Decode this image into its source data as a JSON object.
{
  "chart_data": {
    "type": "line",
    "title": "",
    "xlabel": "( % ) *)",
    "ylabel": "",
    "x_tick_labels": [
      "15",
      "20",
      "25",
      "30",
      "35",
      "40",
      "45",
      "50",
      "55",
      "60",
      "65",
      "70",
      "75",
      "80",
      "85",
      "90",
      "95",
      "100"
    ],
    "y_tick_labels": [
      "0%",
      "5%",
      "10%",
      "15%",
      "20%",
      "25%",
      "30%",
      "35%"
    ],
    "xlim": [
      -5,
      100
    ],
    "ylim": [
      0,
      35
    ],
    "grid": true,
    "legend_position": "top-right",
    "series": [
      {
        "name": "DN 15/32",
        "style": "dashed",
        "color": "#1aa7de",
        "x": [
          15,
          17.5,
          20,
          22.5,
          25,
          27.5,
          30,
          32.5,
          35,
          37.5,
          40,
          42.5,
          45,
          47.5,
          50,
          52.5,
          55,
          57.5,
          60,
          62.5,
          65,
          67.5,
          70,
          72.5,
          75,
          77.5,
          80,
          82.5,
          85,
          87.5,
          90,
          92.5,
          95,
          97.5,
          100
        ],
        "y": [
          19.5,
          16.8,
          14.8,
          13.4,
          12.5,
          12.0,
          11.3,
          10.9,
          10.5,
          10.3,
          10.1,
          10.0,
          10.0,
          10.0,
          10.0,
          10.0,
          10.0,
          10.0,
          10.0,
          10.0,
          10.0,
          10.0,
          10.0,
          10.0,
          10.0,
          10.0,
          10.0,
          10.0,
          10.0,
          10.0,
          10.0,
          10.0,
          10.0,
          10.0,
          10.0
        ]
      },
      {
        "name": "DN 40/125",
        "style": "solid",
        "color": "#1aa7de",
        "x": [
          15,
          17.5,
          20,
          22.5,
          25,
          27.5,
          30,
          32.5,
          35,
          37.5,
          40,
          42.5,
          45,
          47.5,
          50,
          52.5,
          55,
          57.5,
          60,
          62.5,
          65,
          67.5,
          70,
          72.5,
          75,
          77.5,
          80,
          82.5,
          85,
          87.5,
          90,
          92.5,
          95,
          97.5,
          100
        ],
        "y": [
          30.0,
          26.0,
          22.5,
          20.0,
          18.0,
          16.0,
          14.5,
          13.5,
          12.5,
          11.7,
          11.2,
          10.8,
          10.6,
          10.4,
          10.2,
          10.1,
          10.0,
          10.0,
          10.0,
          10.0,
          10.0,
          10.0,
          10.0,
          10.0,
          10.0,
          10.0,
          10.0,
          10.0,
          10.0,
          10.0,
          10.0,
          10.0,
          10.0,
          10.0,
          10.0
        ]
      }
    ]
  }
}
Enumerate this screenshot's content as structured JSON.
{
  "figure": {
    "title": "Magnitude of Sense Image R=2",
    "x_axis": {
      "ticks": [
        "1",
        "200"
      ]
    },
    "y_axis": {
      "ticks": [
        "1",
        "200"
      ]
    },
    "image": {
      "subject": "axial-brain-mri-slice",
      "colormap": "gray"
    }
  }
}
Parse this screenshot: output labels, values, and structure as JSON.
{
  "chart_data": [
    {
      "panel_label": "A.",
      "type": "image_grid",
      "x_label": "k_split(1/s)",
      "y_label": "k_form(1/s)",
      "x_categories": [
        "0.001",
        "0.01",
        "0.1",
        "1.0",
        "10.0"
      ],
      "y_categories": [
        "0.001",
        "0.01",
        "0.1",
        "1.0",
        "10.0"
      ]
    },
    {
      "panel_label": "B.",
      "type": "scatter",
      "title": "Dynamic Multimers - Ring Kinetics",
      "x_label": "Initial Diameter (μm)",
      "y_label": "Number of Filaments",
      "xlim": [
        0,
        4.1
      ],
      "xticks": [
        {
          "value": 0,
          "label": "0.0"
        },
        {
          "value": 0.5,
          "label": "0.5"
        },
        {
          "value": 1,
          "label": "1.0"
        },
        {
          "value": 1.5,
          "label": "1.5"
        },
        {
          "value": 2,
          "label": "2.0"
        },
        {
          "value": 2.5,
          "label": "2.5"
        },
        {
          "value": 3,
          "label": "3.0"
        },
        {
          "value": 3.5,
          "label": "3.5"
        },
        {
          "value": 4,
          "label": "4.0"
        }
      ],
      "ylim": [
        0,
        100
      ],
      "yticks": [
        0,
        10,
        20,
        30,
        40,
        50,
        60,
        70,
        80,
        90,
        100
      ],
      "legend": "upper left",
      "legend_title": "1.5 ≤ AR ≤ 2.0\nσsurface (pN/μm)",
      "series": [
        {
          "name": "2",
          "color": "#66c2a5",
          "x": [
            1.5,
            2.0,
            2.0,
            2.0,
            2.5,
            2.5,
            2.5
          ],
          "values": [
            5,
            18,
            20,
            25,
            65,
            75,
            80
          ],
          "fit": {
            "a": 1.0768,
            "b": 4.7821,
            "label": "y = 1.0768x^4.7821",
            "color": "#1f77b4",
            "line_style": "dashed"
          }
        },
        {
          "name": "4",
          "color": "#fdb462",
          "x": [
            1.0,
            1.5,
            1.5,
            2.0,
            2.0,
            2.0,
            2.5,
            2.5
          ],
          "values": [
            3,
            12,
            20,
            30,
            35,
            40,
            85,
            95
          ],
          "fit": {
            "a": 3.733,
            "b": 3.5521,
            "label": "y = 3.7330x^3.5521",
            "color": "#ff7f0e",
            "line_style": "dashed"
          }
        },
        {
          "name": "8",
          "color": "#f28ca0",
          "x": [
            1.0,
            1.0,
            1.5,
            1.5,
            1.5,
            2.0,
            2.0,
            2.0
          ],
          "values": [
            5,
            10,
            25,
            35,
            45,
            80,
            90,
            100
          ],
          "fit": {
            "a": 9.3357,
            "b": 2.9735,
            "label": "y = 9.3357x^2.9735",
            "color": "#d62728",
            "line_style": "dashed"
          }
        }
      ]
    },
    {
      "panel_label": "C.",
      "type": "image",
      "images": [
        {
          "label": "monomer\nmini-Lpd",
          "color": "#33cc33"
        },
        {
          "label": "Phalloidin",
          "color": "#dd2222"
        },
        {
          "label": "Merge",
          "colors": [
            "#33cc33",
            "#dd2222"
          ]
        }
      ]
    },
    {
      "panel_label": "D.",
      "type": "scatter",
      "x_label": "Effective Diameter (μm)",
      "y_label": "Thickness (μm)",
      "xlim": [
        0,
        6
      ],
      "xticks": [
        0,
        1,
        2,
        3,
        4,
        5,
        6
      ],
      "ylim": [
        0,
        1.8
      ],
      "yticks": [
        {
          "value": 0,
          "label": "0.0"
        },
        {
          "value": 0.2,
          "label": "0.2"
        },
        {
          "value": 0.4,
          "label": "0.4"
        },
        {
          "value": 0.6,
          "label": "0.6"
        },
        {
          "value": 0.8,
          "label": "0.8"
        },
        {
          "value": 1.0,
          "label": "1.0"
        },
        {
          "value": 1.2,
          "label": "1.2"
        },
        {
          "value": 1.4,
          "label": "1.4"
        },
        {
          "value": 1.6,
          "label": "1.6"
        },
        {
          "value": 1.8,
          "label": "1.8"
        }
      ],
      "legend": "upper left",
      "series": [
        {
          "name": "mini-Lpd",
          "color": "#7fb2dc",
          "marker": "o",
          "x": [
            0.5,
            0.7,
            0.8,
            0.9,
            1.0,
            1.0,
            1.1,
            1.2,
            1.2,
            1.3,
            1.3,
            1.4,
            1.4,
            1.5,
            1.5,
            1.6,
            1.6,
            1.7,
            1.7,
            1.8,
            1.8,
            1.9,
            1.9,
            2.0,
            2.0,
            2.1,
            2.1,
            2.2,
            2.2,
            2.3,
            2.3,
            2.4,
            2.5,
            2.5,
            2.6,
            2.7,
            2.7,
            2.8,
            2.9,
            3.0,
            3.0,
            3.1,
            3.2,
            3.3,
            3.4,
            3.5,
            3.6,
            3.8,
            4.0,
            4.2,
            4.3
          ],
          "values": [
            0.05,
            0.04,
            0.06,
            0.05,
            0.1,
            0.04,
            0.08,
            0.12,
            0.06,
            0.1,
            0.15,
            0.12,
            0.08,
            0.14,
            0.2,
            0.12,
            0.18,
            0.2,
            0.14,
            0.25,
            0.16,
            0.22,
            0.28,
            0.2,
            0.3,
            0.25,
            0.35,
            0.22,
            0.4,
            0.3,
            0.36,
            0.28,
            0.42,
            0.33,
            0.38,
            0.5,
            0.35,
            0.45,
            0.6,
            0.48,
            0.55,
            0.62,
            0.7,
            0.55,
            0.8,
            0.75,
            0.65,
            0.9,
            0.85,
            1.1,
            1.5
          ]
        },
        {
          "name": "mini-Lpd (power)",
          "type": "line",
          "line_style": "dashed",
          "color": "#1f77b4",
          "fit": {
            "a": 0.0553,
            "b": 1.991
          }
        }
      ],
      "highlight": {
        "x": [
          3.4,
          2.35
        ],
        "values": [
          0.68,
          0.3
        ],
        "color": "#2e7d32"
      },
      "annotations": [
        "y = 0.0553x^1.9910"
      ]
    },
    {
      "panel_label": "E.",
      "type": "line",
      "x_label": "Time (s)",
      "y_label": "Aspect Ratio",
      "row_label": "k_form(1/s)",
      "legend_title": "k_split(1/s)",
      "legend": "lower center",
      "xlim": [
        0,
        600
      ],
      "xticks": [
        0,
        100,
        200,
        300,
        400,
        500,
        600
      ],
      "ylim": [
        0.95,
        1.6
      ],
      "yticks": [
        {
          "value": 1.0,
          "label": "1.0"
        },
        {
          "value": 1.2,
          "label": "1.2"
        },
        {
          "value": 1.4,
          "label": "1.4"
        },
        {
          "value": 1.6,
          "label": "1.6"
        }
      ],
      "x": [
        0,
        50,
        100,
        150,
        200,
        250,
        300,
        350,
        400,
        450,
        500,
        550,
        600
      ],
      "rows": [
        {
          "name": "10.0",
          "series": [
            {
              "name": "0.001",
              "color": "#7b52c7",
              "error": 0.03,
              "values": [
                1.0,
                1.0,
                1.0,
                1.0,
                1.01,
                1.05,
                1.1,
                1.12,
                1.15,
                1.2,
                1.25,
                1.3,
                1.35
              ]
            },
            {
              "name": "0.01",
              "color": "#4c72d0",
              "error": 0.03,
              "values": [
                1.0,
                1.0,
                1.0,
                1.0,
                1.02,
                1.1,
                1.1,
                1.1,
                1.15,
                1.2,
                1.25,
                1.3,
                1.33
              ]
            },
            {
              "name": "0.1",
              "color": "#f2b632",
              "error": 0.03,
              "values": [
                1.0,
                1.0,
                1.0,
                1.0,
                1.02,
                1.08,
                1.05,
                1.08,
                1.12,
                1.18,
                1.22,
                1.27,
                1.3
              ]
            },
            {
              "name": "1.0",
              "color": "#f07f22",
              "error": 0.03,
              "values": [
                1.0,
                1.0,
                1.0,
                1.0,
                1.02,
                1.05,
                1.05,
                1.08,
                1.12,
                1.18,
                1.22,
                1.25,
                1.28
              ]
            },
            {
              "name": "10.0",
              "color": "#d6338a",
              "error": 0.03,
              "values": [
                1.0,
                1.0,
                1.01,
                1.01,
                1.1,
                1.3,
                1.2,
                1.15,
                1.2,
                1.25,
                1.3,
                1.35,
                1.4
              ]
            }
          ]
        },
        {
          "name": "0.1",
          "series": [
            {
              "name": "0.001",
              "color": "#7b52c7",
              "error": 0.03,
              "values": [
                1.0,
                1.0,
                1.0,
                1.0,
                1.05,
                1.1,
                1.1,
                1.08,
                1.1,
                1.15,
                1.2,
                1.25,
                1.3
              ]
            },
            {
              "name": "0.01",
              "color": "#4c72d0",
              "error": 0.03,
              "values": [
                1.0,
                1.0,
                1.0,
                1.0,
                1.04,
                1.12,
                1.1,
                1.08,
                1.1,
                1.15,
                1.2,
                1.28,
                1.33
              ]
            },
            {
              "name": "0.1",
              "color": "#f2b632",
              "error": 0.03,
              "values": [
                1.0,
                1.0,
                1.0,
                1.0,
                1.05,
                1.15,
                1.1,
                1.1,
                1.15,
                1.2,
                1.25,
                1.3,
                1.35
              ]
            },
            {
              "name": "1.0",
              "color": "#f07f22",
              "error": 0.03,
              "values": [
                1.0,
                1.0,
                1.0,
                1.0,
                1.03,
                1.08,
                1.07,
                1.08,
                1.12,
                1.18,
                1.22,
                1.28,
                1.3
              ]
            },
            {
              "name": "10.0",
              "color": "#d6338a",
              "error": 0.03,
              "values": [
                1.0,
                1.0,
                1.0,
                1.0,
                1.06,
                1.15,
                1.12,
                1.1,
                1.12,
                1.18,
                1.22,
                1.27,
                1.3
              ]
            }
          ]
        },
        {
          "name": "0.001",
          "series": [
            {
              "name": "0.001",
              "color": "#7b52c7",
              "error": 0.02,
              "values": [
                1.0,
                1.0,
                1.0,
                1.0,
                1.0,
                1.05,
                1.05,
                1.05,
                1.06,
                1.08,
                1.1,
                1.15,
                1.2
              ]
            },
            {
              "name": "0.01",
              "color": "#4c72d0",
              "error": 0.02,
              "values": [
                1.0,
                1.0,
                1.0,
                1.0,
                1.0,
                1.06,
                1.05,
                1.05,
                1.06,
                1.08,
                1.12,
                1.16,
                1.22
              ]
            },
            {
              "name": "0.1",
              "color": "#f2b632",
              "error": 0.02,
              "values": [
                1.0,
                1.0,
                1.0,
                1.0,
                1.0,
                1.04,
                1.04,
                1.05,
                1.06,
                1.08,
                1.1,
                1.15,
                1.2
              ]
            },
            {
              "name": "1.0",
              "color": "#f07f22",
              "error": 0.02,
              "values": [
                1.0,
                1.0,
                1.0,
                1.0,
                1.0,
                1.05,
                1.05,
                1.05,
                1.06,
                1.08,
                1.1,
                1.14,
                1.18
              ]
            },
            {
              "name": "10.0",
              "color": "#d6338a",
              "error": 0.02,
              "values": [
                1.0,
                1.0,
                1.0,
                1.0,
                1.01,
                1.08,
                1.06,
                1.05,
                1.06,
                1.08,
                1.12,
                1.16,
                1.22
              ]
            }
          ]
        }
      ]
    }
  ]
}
——————————
Single out each line of the records above with the string "this" in it, and copy it.

OUTPUT OF THE TASK:
Decode this image into its source data as a JSON object.
Enumerate this screenshot's content as structured JSON.
Parse this screenshot: output labels, values, and structure as JSON.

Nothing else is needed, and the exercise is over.